### YOUR GOAL:
List each line of the data that holds the word "text".

### RECORDED DATA:
☆ ☆ ☆ ☆ ☆

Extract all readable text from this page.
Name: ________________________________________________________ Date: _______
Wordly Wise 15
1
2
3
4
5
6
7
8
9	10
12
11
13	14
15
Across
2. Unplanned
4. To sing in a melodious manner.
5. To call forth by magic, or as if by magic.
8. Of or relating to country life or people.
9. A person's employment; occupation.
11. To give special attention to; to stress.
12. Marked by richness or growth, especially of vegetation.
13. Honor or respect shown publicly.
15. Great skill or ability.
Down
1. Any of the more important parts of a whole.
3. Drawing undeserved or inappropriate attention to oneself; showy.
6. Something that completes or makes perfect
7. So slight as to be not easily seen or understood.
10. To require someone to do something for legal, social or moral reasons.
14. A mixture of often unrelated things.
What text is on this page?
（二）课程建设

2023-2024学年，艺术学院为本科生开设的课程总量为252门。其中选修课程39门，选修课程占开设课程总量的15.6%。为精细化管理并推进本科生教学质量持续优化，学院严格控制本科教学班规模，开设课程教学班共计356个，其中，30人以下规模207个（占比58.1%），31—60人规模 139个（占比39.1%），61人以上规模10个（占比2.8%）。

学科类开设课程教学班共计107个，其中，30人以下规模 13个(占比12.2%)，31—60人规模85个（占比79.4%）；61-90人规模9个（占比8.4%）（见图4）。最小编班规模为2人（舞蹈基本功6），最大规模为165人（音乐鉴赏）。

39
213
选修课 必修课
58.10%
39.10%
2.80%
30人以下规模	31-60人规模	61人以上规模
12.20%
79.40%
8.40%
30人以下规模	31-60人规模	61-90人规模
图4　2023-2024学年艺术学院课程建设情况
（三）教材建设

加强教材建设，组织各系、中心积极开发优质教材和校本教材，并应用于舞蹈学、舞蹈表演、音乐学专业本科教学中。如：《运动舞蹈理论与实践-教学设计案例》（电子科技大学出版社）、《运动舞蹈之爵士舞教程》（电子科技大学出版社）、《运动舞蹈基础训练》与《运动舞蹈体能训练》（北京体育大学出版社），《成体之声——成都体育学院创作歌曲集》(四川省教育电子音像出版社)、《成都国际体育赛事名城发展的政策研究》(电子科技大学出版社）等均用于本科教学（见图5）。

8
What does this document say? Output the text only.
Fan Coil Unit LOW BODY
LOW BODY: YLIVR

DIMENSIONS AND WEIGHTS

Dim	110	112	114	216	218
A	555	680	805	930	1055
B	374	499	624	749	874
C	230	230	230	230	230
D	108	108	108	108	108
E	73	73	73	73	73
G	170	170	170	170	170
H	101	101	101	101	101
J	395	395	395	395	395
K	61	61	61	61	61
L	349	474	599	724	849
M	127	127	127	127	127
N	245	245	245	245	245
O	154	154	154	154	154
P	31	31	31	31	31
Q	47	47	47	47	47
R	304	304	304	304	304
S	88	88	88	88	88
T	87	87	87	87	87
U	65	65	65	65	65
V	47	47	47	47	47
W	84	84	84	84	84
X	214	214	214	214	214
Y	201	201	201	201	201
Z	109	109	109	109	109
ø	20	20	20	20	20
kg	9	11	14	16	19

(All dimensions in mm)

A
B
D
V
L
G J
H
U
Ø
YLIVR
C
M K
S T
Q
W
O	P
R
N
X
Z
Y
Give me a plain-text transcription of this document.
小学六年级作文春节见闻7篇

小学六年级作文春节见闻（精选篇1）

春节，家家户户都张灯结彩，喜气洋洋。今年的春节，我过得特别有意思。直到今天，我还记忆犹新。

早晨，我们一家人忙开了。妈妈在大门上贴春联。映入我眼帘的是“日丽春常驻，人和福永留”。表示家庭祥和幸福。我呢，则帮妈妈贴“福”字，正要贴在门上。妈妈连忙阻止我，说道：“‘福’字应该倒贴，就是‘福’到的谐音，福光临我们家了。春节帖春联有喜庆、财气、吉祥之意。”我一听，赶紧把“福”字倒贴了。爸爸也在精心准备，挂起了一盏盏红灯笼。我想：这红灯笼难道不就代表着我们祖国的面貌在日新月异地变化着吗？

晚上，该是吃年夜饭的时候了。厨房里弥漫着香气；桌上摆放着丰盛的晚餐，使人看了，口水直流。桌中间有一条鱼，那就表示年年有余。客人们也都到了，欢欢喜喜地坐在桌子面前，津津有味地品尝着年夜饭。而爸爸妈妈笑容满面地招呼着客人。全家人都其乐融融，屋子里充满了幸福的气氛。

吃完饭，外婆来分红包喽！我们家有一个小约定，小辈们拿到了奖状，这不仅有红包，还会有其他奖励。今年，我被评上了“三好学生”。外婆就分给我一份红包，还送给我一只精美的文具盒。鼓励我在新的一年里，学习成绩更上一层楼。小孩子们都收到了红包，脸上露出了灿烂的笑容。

☆ ☆ ☆ ☆ ☆

### SOLUTION:
Extract all readable text from this page.
What text is on this page?
What does this document say? Output the text only.
Give me a plain-text transcription of this document.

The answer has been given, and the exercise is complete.